• Short problem: Copy out the lines that have "FIBERID" in them.

Dataset listings of figures
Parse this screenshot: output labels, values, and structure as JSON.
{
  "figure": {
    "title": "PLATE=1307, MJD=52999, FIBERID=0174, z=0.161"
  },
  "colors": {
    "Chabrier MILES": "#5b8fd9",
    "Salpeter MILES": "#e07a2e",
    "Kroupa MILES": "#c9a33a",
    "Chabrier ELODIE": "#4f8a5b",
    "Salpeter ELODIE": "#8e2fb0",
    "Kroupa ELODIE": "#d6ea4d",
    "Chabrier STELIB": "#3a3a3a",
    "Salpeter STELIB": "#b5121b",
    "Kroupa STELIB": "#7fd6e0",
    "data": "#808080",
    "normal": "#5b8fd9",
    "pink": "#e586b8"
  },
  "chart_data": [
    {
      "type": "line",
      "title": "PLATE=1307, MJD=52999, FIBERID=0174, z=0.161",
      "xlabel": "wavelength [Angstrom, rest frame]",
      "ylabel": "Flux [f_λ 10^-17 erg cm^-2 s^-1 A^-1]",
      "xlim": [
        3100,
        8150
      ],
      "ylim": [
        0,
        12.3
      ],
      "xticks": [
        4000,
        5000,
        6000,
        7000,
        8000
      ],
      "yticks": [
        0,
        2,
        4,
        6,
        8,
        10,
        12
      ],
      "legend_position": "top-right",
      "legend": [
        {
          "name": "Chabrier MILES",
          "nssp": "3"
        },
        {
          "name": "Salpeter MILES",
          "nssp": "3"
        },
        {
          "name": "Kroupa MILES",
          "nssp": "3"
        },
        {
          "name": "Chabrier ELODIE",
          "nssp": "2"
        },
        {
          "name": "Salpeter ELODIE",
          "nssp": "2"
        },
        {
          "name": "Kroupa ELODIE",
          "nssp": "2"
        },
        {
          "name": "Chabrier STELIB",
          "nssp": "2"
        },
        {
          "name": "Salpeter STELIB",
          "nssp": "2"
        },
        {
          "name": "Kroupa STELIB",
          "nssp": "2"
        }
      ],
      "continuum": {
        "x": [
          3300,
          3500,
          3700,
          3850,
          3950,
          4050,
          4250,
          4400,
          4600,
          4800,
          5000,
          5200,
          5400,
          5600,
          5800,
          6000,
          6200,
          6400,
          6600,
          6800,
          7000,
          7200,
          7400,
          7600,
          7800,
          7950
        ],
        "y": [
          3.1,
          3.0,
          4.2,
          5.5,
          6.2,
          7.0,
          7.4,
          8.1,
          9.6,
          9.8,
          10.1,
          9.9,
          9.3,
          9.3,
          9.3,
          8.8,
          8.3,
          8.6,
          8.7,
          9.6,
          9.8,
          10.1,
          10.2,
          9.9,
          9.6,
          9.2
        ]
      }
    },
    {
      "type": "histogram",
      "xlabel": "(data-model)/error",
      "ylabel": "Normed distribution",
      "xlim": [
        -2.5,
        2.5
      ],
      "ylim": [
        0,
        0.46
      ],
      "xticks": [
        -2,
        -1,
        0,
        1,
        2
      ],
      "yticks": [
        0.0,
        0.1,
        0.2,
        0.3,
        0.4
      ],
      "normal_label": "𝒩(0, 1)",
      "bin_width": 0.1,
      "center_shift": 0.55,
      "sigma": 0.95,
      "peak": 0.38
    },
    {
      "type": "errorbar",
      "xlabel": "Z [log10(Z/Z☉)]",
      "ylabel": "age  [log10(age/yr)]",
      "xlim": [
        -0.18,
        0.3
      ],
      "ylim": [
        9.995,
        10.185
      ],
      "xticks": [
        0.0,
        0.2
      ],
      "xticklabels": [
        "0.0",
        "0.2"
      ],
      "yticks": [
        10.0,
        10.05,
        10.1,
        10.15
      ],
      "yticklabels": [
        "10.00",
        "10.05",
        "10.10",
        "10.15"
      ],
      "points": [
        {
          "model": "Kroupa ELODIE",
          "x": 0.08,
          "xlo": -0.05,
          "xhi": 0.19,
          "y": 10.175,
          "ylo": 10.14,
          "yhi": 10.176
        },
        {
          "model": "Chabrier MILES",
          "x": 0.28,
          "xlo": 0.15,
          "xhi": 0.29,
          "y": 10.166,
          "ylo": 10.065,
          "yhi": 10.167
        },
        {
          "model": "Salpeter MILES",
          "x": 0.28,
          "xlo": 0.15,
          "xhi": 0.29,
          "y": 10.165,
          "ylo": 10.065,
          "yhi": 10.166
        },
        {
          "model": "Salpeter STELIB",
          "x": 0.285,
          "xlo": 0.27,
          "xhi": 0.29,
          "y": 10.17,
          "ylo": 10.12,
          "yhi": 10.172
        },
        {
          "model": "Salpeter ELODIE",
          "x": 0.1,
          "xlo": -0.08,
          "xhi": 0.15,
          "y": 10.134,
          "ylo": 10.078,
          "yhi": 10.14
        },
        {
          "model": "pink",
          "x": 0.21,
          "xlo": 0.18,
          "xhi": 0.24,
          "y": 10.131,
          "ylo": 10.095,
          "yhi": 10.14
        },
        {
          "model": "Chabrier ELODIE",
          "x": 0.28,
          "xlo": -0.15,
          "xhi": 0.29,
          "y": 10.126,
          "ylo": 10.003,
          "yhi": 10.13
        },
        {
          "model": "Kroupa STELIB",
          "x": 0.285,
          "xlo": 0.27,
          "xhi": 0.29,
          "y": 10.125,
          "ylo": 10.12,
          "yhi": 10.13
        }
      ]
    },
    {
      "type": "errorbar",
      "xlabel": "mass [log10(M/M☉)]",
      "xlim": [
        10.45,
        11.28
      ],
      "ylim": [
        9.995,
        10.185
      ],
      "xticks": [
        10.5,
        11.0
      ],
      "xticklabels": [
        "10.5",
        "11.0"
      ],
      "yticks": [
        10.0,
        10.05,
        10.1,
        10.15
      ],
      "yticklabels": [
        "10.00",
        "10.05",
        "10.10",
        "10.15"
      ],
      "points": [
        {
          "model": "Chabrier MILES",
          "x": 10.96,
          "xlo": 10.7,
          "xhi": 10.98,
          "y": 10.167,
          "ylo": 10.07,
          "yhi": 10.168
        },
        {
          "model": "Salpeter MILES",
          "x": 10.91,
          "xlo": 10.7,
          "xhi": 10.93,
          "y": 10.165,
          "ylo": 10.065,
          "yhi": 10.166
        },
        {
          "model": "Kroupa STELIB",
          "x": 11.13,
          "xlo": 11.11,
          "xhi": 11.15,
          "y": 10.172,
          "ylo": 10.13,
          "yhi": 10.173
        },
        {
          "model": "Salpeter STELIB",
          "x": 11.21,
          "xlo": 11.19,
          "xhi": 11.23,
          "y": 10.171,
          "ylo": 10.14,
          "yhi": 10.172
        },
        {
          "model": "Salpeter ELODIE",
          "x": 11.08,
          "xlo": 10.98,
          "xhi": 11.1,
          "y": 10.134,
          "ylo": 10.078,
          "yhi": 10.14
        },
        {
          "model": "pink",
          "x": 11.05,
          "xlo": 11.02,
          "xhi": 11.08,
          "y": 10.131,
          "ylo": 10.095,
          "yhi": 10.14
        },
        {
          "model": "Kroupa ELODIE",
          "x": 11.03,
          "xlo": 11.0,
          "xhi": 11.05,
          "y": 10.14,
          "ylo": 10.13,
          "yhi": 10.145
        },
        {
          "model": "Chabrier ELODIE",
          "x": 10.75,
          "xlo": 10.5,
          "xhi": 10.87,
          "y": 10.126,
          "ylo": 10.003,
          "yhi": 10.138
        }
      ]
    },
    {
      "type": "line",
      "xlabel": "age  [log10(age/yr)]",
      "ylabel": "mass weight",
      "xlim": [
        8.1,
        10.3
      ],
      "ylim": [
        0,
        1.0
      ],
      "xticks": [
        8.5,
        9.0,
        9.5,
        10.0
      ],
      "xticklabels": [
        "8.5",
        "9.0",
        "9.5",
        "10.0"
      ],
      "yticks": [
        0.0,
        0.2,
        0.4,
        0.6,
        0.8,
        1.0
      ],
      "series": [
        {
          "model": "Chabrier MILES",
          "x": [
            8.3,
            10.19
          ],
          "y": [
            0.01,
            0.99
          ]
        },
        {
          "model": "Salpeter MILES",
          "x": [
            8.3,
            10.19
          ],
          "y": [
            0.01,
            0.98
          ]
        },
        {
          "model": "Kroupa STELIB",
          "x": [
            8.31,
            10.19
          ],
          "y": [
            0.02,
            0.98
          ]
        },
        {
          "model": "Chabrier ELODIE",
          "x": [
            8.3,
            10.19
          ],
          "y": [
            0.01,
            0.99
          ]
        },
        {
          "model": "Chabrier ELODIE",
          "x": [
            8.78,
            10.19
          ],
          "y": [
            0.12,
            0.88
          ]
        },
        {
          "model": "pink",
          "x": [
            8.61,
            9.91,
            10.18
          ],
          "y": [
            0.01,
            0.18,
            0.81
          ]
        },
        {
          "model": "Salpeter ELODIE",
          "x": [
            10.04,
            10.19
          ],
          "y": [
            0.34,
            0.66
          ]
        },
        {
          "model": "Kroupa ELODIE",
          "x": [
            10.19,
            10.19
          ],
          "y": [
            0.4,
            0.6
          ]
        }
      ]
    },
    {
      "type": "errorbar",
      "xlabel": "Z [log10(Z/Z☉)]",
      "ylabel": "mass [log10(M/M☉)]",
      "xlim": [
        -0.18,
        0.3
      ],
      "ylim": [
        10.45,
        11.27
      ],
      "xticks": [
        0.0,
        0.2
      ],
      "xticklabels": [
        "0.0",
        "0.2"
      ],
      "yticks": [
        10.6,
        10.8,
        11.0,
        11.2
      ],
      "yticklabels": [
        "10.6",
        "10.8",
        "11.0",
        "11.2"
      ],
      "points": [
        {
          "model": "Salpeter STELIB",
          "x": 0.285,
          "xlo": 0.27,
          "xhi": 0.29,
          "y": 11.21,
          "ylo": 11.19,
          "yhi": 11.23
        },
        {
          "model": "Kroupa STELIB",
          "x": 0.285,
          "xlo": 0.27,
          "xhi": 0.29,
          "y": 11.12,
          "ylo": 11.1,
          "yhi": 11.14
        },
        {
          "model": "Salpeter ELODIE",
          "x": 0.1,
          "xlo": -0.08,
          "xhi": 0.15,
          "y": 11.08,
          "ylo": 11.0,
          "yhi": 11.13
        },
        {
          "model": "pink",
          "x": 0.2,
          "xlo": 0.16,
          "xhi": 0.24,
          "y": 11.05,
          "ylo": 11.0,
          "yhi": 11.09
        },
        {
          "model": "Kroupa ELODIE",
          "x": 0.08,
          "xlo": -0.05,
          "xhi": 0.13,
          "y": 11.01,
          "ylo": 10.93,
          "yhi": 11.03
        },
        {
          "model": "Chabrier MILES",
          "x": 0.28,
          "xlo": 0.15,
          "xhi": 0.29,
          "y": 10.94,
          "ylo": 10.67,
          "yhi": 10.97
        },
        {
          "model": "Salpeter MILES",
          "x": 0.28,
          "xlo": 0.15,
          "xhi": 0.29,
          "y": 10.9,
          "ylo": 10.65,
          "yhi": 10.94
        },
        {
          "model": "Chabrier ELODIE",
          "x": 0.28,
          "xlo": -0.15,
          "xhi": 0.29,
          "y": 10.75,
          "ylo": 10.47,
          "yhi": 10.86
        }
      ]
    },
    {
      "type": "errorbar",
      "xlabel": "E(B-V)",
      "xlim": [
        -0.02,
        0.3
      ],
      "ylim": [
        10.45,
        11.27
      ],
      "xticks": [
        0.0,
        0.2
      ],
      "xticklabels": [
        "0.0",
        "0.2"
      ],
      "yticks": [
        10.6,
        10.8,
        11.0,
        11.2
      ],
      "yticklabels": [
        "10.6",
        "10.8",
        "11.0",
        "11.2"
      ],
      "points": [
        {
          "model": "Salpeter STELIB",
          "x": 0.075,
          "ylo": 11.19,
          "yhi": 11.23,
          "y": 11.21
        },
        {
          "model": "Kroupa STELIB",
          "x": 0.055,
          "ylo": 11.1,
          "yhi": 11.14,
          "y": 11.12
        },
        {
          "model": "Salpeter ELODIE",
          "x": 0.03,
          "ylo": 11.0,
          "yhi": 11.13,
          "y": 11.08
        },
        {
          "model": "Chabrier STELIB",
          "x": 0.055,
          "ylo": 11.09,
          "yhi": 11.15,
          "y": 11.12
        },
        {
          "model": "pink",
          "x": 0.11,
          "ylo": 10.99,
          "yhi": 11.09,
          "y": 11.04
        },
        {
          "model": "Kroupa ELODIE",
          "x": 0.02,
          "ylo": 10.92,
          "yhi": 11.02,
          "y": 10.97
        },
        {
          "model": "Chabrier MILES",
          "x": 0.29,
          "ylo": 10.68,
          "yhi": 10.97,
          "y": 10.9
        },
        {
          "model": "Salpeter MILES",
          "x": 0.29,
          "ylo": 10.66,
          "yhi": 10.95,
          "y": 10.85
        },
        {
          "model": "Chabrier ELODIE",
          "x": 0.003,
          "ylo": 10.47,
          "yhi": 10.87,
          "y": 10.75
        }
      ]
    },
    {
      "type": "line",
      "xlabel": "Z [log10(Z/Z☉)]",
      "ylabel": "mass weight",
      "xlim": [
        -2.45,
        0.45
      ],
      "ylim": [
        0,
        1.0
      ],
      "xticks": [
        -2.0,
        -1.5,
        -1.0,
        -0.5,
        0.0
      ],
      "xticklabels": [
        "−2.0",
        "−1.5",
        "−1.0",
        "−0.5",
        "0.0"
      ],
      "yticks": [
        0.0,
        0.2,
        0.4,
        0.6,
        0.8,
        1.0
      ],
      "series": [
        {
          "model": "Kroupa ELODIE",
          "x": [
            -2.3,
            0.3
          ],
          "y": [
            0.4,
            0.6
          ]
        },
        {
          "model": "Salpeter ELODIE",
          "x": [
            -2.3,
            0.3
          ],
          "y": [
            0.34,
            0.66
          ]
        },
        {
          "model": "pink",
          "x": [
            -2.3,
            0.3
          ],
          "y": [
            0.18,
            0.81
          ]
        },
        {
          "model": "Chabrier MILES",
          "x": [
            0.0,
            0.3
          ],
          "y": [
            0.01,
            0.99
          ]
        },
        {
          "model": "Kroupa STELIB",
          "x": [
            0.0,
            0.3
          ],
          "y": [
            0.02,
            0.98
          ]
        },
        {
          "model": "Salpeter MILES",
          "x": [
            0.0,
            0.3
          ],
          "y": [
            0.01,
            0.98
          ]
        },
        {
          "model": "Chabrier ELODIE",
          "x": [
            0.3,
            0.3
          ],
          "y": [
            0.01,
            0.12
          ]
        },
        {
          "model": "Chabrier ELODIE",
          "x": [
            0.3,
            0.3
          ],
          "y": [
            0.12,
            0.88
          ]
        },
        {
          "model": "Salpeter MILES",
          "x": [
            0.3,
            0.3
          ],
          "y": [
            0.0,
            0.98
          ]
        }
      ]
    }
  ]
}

• Solved exercise:
    "title": "PLATE=1307, MJD=52999, FIBERID=0174, z=0.161"
      "title": "PLATE=1307, MJD=52999, FIBERID=0174, z=0.161",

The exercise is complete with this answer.